-- Start of RECORDS SHOWN --

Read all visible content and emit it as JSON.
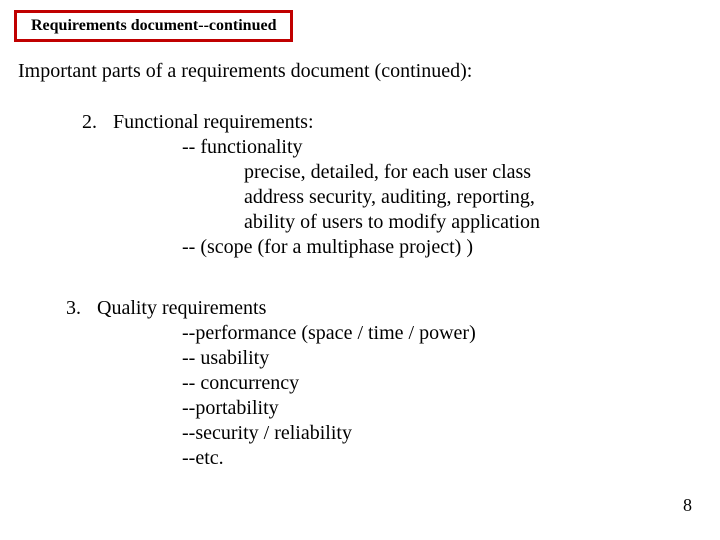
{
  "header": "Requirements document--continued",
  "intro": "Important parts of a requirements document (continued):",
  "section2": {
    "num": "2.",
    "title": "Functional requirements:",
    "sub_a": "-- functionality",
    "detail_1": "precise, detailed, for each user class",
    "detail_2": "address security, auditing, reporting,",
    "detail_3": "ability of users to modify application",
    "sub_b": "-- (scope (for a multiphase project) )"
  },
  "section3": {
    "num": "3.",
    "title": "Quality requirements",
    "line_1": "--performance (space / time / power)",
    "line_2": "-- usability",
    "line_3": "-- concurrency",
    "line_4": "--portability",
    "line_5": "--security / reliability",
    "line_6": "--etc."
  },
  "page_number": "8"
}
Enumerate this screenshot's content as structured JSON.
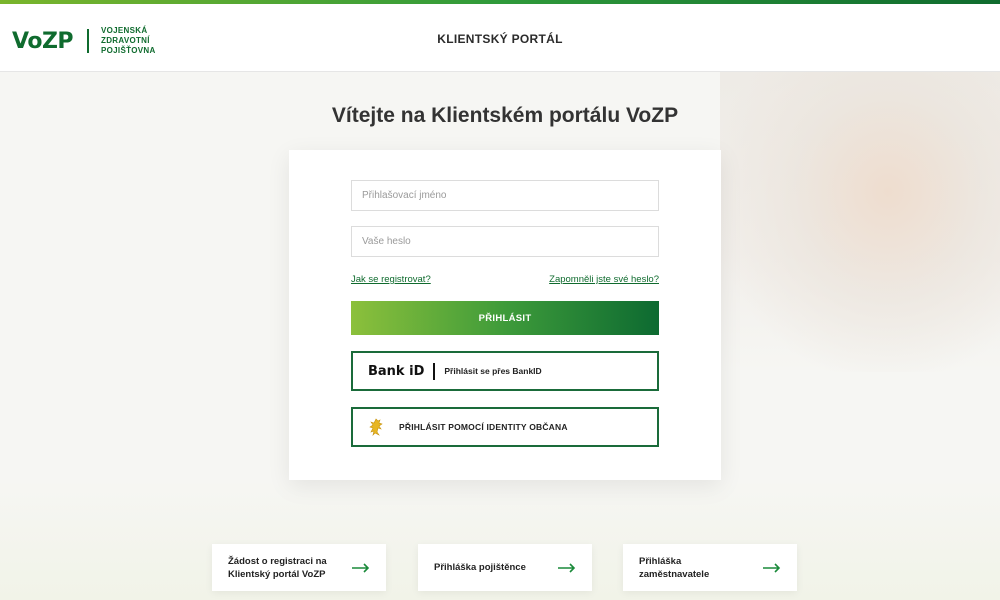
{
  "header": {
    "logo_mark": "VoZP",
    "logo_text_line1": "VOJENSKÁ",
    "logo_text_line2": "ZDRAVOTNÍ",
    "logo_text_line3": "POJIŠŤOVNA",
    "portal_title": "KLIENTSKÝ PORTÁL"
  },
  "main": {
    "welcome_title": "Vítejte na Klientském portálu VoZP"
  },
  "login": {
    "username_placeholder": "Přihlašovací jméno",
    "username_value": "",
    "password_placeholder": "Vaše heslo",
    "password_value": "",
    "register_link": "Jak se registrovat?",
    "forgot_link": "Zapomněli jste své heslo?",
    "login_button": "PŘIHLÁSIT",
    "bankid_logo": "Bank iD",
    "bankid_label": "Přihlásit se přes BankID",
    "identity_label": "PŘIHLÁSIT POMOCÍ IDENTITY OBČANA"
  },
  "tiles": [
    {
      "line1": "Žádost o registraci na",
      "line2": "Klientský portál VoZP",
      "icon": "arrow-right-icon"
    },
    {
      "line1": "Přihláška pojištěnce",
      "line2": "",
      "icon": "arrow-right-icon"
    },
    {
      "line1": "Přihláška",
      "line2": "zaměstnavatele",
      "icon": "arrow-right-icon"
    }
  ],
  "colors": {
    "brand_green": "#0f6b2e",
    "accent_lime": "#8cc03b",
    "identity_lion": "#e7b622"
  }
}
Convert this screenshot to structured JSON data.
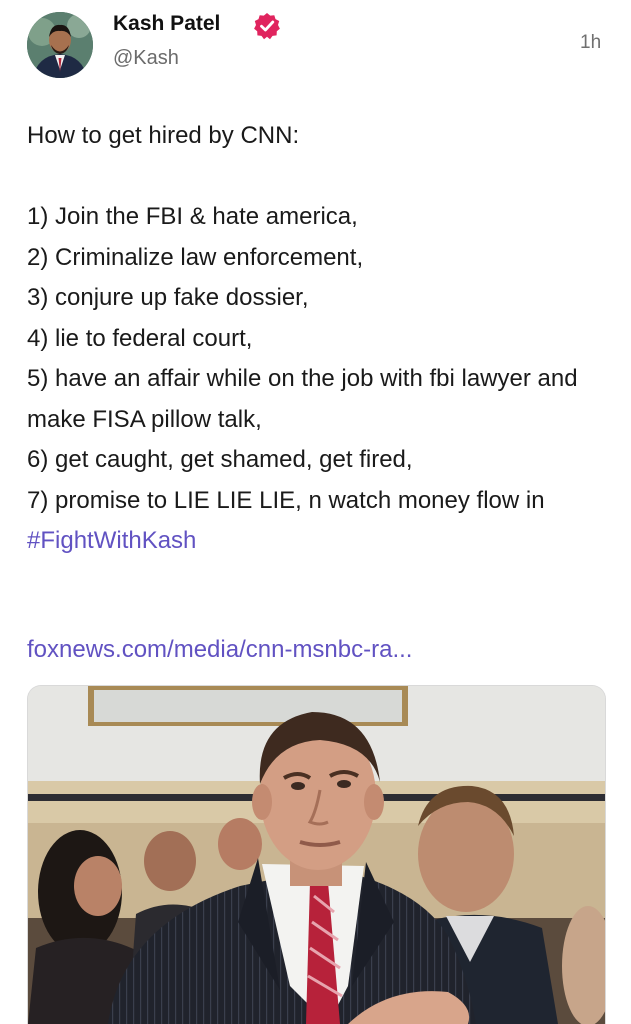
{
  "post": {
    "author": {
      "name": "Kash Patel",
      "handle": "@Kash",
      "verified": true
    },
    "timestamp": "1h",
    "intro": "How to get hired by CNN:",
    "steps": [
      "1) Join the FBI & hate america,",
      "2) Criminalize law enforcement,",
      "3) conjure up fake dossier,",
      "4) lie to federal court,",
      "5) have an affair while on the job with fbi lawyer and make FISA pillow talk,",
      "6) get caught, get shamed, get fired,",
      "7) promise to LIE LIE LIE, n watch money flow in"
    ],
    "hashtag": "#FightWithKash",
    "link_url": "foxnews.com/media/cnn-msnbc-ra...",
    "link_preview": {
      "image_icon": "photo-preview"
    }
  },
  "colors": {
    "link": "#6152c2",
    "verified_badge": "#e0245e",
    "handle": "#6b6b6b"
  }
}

-- End of RECORDS SHOWN --

SHORT EXERCISE: In the lines above, locate the string "continued". Copy every line where it occurs.

TASK RESULT:
  "header": "Requirements document--continued",
  "intro": "Important parts of a requirements document (continued):",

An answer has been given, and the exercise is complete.